**Exercise brief**.
List every line of the data below that contains the word "title", copying each line in full. Case counts, so only lines with that exact capitalization match.

Visual layout annotation data:
———

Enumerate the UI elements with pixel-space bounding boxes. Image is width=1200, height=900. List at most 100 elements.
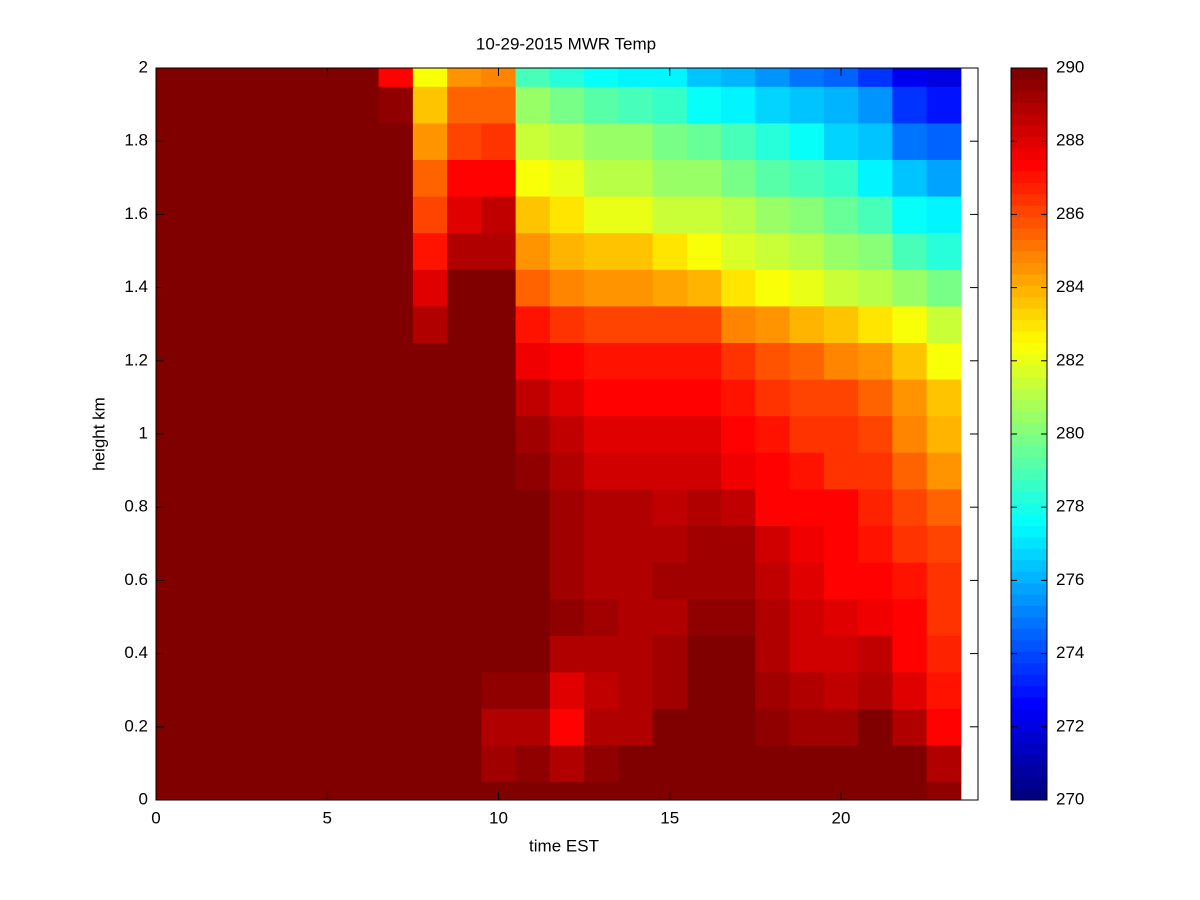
heatmap-cell (515, 269, 551, 307)
heatmap-cell (789, 671, 825, 709)
colorbar-band (1011, 353, 1047, 366)
heatmap-cell (156, 745, 174, 783)
heatmap-cell (207, 562, 243, 600)
heatmap-cell (310, 635, 345, 673)
heatmap-cell (926, 379, 962, 417)
heatmap-cell (755, 415, 791, 453)
heatmap-cell (481, 635, 517, 673)
heatmap-cell (447, 232, 482, 270)
heatmap-cell (926, 598, 962, 636)
colorbar-band (1011, 525, 1047, 538)
colorbar-band (1011, 228, 1047, 241)
heatmap-cell (858, 305, 893, 343)
heatmap-cell (344, 415, 380, 453)
heatmap-cell (652, 232, 688, 270)
heatmap-cell (549, 196, 585, 234)
heatmap-cell (481, 305, 517, 343)
heatmap-cell (721, 305, 756, 343)
heatmap-cell (378, 781, 414, 800)
heatmap-cell (789, 269, 825, 307)
heatmap-cell (515, 598, 551, 636)
colorbar-band (1011, 90, 1047, 103)
colorbar-band (1011, 754, 1047, 767)
heatmap-cell (310, 525, 345, 563)
heatmap-cell (481, 232, 517, 270)
heatmap-cell (412, 488, 448, 526)
heatmap-cell (549, 635, 585, 673)
heatmap-cell (584, 781, 619, 800)
heatmap-cell (207, 671, 243, 709)
y-tick-label: 0.2 (124, 716, 148, 735)
heatmap-cell (447, 781, 482, 800)
heatmap-cell (447, 305, 482, 343)
heatmap-cell (447, 86, 482, 124)
heatmap-cell (481, 86, 517, 124)
heatmap-cell (241, 232, 277, 270)
heatmap-cell (755, 269, 791, 307)
heatmap-cell (481, 562, 517, 600)
heatmap-cell (789, 232, 825, 270)
heatmap-cell (275, 671, 311, 709)
heatmap-cell (275, 745, 311, 783)
heatmap-cell (156, 269, 174, 307)
heatmap-cell (275, 159, 311, 197)
heatmap-cell (926, 525, 962, 563)
heatmap-cell (412, 269, 448, 307)
heatmap-cell (378, 415, 414, 453)
heatmap-cell (447, 708, 482, 746)
colorbar-tick-label: 270 (1056, 789, 1084, 808)
heatmap-cell (892, 269, 928, 307)
heatmap-cell (275, 269, 311, 307)
heatmap-cell (618, 562, 654, 600)
heatmap-cell (241, 452, 277, 490)
colorbar-band (1011, 788, 1047, 801)
heatmap-cell (207, 196, 243, 234)
heatmap-cell (412, 305, 448, 343)
heatmap-cell (275, 708, 311, 746)
heatmap-cell (721, 159, 756, 197)
heatmap-cell (207, 305, 243, 343)
heatmap-cell (584, 635, 619, 673)
heatmap-cell (310, 598, 345, 636)
heatmap-cell (156, 379, 174, 417)
heatmap-cell (618, 415, 654, 453)
colorbar-band (1011, 193, 1047, 206)
heatmap-cell (721, 562, 756, 600)
heatmap-cell (652, 305, 688, 343)
heatmap-cell (156, 635, 174, 673)
heatmap-cell (892, 196, 928, 234)
heatmap-cell (686, 671, 722, 709)
heatmap-cell (156, 68, 174, 87)
heatmap-cell (447, 159, 482, 197)
heatmap-cell (207, 488, 243, 526)
heatmap-cell (515, 562, 551, 600)
heatmap-cell (618, 342, 654, 380)
heatmap-cell (755, 635, 791, 673)
heatmap-cell (241, 379, 277, 417)
heatmap-cell (515, 86, 551, 124)
heatmap-cell (310, 379, 345, 417)
colorbar-tick-label: 274 (1056, 643, 1084, 662)
colorbar-band (1011, 445, 1047, 458)
heatmap-cell (275, 232, 311, 270)
heatmap-cell (447, 525, 482, 563)
heatmap-cell (549, 379, 585, 417)
heatmap-cell (344, 781, 380, 800)
colorbar-band (1011, 559, 1047, 572)
heatmap-cell (858, 159, 893, 197)
colorbar-band (1011, 628, 1047, 641)
heatmap-cell (173, 525, 208, 563)
heatmap-cell (618, 196, 654, 234)
heatmap-cell (789, 68, 825, 87)
heatmap-cell (275, 525, 311, 563)
heatmap-cell (584, 86, 619, 124)
heatmap-cell (789, 379, 825, 417)
heatmap-cell (823, 415, 859, 453)
heatmap-cell (515, 525, 551, 563)
heatmap-cell (721, 379, 756, 417)
heatmap-cell (378, 159, 414, 197)
heatmap-cell (481, 415, 517, 453)
heatmap-cell (515, 122, 551, 160)
heatmap-cell (584, 708, 619, 746)
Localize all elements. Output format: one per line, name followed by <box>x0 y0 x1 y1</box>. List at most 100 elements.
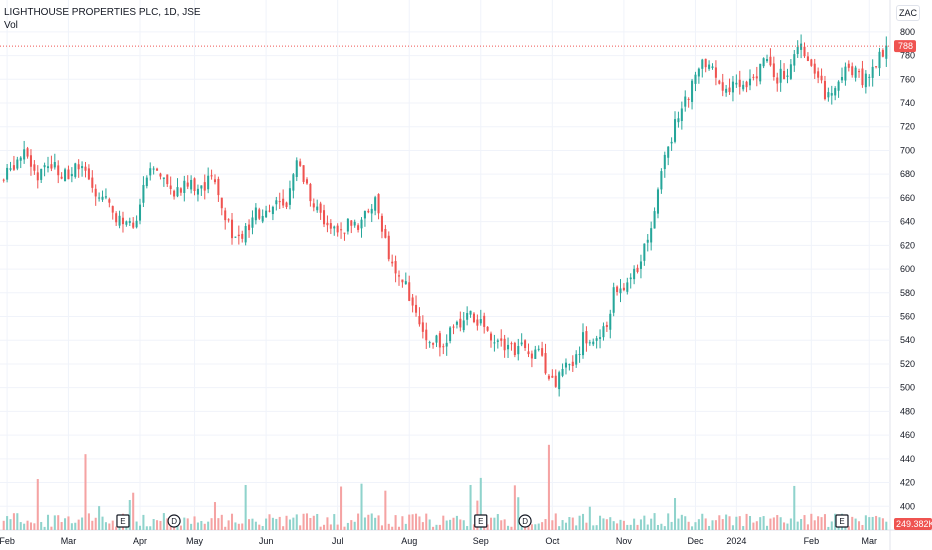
candle-body <box>227 219 230 221</box>
candle-body <box>142 184 145 203</box>
candle-body <box>762 58 765 67</box>
volume-bar <box>244 484 247 530</box>
candle-body <box>254 207 257 221</box>
chart-legend: LIGHTHOUSE PROPERTIES PLC, 1D, JSE Vol <box>4 6 201 32</box>
y-tick-label: 540 <box>900 335 915 345</box>
volume-bar <box>830 521 833 530</box>
x-tick-label: 2024 <box>726 536 746 546</box>
x-tick-label: Aug <box>401 536 417 546</box>
volume-bar <box>57 515 60 530</box>
volume-bar <box>36 479 39 530</box>
volume-bar <box>571 517 574 530</box>
time-axis[interactable]: Feb Mar Apr May Jun Jul Aug Sep Oct Nov Dec 2024 Feb… <box>0 536 877 546</box>
volume-bar <box>64 518 67 530</box>
volume-bar <box>687 521 690 530</box>
volume-bar <box>53 515 56 530</box>
x-tick-label: Mar <box>862 536 878 546</box>
volume-bar <box>408 514 411 530</box>
price-axis[interactable]: 400 420 440 460 480 500 520 540 560 580 600 620 640 6… <box>900 27 915 511</box>
candle-body <box>87 168 90 180</box>
volume-bar <box>268 514 271 530</box>
earnings-marker[interactable]: E <box>835 514 849 528</box>
volume-bar <box>207 521 210 530</box>
x-tick-label: Dec <box>687 536 704 546</box>
candle-body <box>319 203 322 213</box>
candle-body <box>224 210 227 221</box>
volume-bar <box>558 526 561 530</box>
candle-body <box>711 66 714 68</box>
candle-body <box>479 319 482 324</box>
y-tick-label: 440 <box>900 454 915 464</box>
volume-bar <box>305 513 309 530</box>
candle-body <box>854 67 857 78</box>
candle-body <box>173 190 176 197</box>
x-tick-label: Sep <box>473 536 489 546</box>
candle-body <box>115 213 118 223</box>
candle-body <box>527 351 530 355</box>
x-tick-label: Nov <box>616 536 633 546</box>
candle-body <box>421 322 424 332</box>
volume-bar <box>493 517 496 530</box>
candle-body <box>302 165 305 182</box>
candle-body <box>384 228 387 238</box>
candle-body <box>851 66 854 76</box>
volume-bar <box>248 519 251 530</box>
volume-bar <box>691 526 694 530</box>
volume-bar <box>656 524 660 530</box>
volume-bar <box>115 526 118 530</box>
currency-button[interactable]: ZAC <box>896 5 920 21</box>
candle-body <box>462 320 465 331</box>
volume-bar <box>193 516 196 530</box>
volume-bar <box>524 526 527 530</box>
candle-body <box>357 225 360 230</box>
volume-bar <box>602 518 605 530</box>
candle-body <box>541 348 544 356</box>
earnings-marker[interactable]: E <box>116 514 130 528</box>
volume-bar <box>544 519 547 530</box>
candle-body <box>875 66 878 68</box>
volume-bar <box>653 513 656 530</box>
candle-body <box>391 261 394 264</box>
candle-body <box>731 81 734 93</box>
candle-body <box>94 188 97 197</box>
candle-body <box>401 279 404 283</box>
x-tick-label: Mar <box>61 536 77 546</box>
volume-bar <box>449 519 452 530</box>
candle-body <box>834 88 837 96</box>
candle-body <box>190 179 193 190</box>
dividend-marker[interactable]: D <box>167 514 181 528</box>
volume-bar <box>694 522 697 530</box>
candle-body <box>629 277 632 280</box>
volume-bar <box>605 519 608 530</box>
volume-bar <box>258 524 261 530</box>
candle-body <box>503 338 506 351</box>
volume-bar <box>108 523 111 530</box>
candle-body <box>285 202 288 208</box>
candle-body <box>530 353 533 359</box>
volume-bar <box>769 518 772 530</box>
volume-bar <box>823 514 826 530</box>
candle-body <box>551 375 554 378</box>
candle-body <box>435 335 438 343</box>
candle-body <box>98 197 101 199</box>
candle-body <box>755 76 758 79</box>
candle-body <box>810 59 813 66</box>
volume-bar <box>377 515 380 530</box>
y-tick-label: 460 <box>900 430 915 440</box>
y-tick-label: 760 <box>900 74 915 84</box>
volume-bar <box>138 525 142 530</box>
candle-body <box>442 346 445 348</box>
candle-body <box>496 340 499 342</box>
dividend-marker[interactable]: D <box>518 514 532 528</box>
candle-body <box>742 84 745 90</box>
volume-bar <box>74 522 77 530</box>
candle-body <box>183 180 186 193</box>
candle-body <box>60 176 63 179</box>
candle-body <box>847 63 850 68</box>
volume-bar <box>200 520 203 530</box>
candle-body <box>312 203 315 208</box>
earnings-marker[interactable]: E <box>474 514 488 528</box>
candle-body <box>118 215 121 226</box>
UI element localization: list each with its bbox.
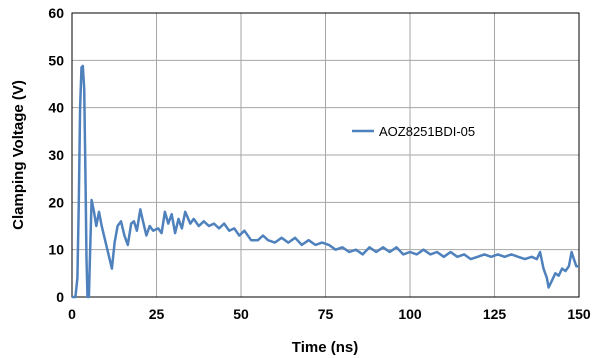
x-tick-label: 150: [567, 306, 591, 322]
x-axis-title: Time (ns): [292, 339, 358, 356]
y-tick-label: 60: [48, 5, 64, 21]
y-tick-label: 0: [56, 289, 64, 305]
x-axis-ticks: 0 25 50 75 100 125 150: [68, 306, 591, 322]
x-tick-label: 100: [398, 306, 422, 322]
legend-label: AOZ8251BDI-05: [379, 124, 475, 139]
y-tick-label: 50: [48, 52, 64, 68]
x-tick-label: 75: [318, 306, 334, 322]
y-tick-label: 40: [48, 100, 64, 116]
y-axis-ticks: 0 10 20 30 40 50 60: [48, 5, 64, 305]
legend: AOZ8251BDI-05: [352, 124, 475, 139]
plot-border: [71, 12, 580, 298]
x-tick-label: 0: [68, 306, 76, 322]
x-tick-label: 50: [233, 306, 249, 322]
series-lines: [72, 64, 579, 299]
y-tick-label: 10: [48, 242, 64, 258]
x-tick-label: 125: [483, 306, 507, 322]
y-tick-label: 30: [48, 147, 64, 163]
series-line: [72, 64, 579, 299]
x-tick-label: 25: [149, 306, 165, 322]
y-tick-label: 20: [48, 194, 64, 210]
grid-lines: [72, 13, 579, 297]
y-axis-title: Clamping Voltage (V): [10, 80, 27, 230]
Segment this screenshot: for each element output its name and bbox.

———

**Finished task**.
x-axis-title: Time (ns): [292, 339, 358, 356]
y-axis-title: Clamping Voltage (V): [10, 80, 27, 230]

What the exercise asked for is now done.